# Dataset rows:
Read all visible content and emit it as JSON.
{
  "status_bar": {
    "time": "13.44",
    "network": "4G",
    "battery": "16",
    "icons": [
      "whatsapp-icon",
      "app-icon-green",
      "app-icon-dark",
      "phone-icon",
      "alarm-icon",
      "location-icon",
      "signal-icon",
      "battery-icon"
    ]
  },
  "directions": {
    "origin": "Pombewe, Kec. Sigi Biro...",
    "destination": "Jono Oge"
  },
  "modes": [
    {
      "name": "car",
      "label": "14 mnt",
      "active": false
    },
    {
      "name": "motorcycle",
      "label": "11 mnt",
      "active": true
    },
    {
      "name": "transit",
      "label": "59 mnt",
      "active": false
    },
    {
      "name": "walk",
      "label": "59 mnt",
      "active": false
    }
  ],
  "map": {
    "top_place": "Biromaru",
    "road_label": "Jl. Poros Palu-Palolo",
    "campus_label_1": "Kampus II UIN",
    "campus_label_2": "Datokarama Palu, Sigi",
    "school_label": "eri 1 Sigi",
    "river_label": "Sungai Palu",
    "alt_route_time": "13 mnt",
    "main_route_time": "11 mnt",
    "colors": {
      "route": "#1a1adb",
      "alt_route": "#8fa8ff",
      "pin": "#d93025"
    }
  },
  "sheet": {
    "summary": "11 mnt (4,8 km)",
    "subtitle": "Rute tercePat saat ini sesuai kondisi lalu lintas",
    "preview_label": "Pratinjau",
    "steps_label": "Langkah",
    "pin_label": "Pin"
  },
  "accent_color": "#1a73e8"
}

# What is being asked:
Extract the complete listing verbatim.

# Completed task:
Read all visible content and emit it as JSON.
{
  "status_bar": {
    "time": "13.44",
    "network": "4G",
    "battery": "16",
    "icons": [
      "whatsapp-icon",
      "app-icon-green",
      "app-icon-dark",
      "phone-icon",
      "alarm-icon",
      "location-icon",
      "signal-icon",
      "battery-icon"
    ]
  },
  "directions": {
    "origin": "Pombewe, Kec. Sigi Biro...",
    "destination": "Jono Oge"
  },
  "modes": [
    {
      "name": "car",
      "label": "14 mnt",
      "active": false
    },
    {
      "name": "motorcycle",
      "label": "11 mnt",
      "active": true
    },
    {
      "name": "transit",
      "label": "59 mnt",
      "active": false
    },
    {
      "name": "walk",
      "label": "59 mnt",
      "active": false
    }
  ],
  "map": {
    "top_place": "Biromaru",
    "road_label": "Jl. Poros Palu-Palolo",
    "campus_label_1": "Kampus II UIN",
    "campus_label_2": "Datokarama Palu, Sigi",
    "school_label": "eri 1 Sigi",
    "river_label": "Sungai Palu",
    "alt_route_time": "13 mnt",
    "main_route_time": "11 mnt",
    "colors": {
      "route": "#1a1adb",
      "alt_route": "#8fa8ff",
      "pin": "#d93025"
    }
  },
  "sheet": {
    "summary": "11 mnt (4,8 km)",
    "subtitle": "Rute tercePat saat ini sesuai kondisi lalu lintas",
    "preview_label": "Pratinjau",
    "steps_label": "Langkah",
    "pin_label": "Pin"
  },
  "accent_color": "#1a73e8"
}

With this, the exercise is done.